Search the records below for the word "Happiness". Pull out each line that has it.
□ □ □ □ □
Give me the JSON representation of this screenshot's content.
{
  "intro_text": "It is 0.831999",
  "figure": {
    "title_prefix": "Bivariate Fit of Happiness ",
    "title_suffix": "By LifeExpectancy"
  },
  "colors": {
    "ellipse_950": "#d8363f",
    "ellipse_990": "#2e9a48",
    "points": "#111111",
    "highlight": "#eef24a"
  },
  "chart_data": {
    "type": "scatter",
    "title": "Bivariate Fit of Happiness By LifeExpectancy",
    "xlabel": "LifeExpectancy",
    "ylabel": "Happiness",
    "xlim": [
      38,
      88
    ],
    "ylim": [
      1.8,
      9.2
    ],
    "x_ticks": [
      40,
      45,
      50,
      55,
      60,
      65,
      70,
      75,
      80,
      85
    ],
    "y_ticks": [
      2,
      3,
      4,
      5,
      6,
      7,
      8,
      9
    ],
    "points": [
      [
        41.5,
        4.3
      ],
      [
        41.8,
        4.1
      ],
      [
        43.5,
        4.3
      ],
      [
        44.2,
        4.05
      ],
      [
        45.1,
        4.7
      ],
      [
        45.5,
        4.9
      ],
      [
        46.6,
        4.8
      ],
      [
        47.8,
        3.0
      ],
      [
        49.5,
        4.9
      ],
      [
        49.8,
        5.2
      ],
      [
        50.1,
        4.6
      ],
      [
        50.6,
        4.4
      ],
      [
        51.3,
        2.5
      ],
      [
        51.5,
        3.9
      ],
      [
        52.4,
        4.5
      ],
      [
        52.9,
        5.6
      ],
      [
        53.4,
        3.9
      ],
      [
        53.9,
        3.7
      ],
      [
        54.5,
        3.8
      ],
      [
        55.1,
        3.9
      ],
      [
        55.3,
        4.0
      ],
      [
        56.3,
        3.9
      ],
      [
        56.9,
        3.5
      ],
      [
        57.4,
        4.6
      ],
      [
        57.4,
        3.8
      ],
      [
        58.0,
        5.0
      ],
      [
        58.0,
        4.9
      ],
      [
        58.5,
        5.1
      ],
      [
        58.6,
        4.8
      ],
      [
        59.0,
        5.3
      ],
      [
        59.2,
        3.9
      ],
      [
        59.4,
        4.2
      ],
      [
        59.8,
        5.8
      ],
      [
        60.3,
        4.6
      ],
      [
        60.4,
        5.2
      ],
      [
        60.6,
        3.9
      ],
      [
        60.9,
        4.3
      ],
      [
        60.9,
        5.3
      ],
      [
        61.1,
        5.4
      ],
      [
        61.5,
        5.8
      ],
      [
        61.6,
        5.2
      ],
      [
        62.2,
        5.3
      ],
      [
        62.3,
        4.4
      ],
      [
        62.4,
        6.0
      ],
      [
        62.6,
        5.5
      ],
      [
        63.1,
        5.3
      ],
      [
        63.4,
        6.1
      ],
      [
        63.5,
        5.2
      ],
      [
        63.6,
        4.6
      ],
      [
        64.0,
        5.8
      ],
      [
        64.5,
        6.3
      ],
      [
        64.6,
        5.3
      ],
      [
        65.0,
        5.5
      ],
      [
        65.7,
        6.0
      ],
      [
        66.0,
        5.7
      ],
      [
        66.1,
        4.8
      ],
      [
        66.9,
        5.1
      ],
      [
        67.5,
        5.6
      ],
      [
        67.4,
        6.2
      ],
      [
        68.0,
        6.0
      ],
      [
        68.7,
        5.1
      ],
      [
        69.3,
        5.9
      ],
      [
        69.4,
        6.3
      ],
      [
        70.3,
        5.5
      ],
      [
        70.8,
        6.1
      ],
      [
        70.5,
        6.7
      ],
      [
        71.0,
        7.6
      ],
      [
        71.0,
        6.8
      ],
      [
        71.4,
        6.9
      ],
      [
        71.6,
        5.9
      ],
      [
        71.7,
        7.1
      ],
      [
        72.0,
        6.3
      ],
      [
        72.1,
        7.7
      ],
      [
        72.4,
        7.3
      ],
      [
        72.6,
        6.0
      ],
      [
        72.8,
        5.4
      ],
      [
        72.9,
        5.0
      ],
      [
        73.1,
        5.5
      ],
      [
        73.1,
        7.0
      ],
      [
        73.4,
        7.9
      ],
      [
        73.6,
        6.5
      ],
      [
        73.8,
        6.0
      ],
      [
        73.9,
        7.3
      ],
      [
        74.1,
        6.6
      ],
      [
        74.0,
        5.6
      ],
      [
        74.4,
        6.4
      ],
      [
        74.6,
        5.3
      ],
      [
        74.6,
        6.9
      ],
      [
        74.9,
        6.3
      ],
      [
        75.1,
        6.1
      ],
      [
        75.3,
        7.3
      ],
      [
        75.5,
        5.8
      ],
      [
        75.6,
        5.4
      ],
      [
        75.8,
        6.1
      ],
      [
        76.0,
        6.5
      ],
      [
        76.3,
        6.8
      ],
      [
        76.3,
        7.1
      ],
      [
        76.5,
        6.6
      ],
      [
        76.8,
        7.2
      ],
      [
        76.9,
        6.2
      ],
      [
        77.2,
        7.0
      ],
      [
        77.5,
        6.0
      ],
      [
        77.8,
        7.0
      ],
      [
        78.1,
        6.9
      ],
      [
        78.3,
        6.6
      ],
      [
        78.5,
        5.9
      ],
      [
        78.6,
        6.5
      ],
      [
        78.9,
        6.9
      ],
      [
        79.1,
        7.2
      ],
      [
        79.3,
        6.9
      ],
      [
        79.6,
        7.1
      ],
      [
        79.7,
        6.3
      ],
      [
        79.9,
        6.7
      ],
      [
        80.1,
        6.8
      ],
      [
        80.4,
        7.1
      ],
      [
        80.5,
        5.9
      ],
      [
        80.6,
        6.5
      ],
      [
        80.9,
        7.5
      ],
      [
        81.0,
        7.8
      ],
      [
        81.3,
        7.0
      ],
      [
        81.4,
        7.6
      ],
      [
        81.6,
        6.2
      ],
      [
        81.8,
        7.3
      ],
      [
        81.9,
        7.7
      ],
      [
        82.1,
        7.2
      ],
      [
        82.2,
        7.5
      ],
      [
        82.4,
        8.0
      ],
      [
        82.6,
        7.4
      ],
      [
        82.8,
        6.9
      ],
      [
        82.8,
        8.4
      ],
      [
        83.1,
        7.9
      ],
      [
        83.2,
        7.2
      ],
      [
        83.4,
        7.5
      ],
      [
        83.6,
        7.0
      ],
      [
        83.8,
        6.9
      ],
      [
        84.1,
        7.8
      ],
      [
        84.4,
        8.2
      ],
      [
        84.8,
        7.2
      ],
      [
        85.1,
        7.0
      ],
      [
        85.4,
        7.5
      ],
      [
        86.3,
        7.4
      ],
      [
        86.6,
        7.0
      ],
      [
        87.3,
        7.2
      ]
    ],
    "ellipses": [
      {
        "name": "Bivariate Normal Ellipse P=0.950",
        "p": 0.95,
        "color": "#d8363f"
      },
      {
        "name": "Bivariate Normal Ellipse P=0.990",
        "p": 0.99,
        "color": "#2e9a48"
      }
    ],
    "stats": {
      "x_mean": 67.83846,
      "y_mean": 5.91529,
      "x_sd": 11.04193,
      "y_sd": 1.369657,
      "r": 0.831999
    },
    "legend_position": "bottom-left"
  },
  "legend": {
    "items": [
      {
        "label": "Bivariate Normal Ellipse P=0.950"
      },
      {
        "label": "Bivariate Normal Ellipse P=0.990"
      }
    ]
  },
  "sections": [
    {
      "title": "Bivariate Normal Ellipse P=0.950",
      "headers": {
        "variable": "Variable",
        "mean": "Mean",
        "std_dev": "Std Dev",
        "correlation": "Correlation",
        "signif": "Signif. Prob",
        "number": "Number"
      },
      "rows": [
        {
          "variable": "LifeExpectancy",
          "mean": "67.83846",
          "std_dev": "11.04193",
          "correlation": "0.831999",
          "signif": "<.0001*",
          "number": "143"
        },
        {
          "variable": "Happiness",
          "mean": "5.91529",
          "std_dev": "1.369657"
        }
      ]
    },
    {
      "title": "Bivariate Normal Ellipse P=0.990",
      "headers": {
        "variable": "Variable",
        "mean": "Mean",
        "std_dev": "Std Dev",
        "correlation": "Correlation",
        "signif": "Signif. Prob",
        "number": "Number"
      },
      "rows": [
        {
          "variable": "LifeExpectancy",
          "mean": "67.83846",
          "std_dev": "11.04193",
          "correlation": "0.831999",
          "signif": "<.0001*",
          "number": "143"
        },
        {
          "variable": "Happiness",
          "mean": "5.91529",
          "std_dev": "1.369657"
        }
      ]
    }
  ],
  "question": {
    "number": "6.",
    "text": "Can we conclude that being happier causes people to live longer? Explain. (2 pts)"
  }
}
□ □ □ □ □
**EXERCISE RESPONSE:**
    "title_prefix": "Bivariate Fit of Happiness ",
    "title": "Bivariate Fit of Happiness By LifeExpectancy",
    "ylabel": "Happiness",
          "variable": "Happiness",
          "variable": "Happiness",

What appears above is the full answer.